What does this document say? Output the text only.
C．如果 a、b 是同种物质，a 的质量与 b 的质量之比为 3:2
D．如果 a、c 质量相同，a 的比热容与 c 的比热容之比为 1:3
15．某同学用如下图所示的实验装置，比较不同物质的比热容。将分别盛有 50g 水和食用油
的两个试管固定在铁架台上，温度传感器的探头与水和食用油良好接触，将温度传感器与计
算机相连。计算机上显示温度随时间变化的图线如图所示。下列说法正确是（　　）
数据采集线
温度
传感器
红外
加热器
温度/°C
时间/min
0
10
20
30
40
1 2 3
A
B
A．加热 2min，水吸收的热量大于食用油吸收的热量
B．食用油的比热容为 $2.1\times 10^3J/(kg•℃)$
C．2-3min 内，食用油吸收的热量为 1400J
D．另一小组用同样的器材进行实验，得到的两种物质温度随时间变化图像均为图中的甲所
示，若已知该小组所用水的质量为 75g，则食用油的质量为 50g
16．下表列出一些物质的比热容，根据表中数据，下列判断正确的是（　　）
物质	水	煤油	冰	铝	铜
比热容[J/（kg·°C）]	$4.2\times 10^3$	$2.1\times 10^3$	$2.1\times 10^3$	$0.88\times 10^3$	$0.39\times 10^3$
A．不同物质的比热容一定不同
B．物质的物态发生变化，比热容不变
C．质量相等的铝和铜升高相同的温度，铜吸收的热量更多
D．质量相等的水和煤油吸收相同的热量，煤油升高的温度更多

(Requirement): Write down all the entries again without a single difference.

(Solution to this task):
What does this document say? Output the text only.
C．如果 a、b 是同种物质，a 的质量与 b 的质量之比为 3:2
D．如果 a、c 质量相同，a 的比热容与 c 的比热容之比为 1:3
15．某同学用如下图所示的实验装置，比较不同物质的比热容。将分别盛有 50g 水和食用油
的两个试管固定在铁架台上，温度传感器的探头与水和食用油良好接触，将温度传感器与计
算机相连。计算机上显示温度随时间变化的图线如图所示。下列说法正确是（　　）
数据采集线
温度
传感器
红外
加热器
温度/°C
时间/min
0
10
20
30
40
1 2 3
A
B
A．加热 2min，水吸收的热量大于食用油吸收的热量
B．食用油的比热容为 $2.1\times 10^3J/(kg•℃)$
C．2-3min 内，食用油吸收的热量为 1400J
D．另一小组用同样的器材进行实验，得到的两种物质温度随时间变化图像均为图中的甲所
示，若已知该小组所用水的质量为 75g，则食用油的质量为 50g
16．下表列出一些物质的比热容，根据表中数据，下列判断正确的是（　　）
物质	水	煤油	冰	铝	铜
比热容[J/（kg·°C）]	$4.2\times 10^3$	$2.1\times 10^3$	$2.1\times 10^3$	$0.88\times 10^3$	$0.39\times 10^3$
A．不同物质的比热容一定不同
B．物质的物态发生变化，比热容不变
C．质量相等的铝和铜升高相同的温度，铜吸收的热量更多
D．质量相等的水和煤油吸收相同的热量，煤油升高的温度更多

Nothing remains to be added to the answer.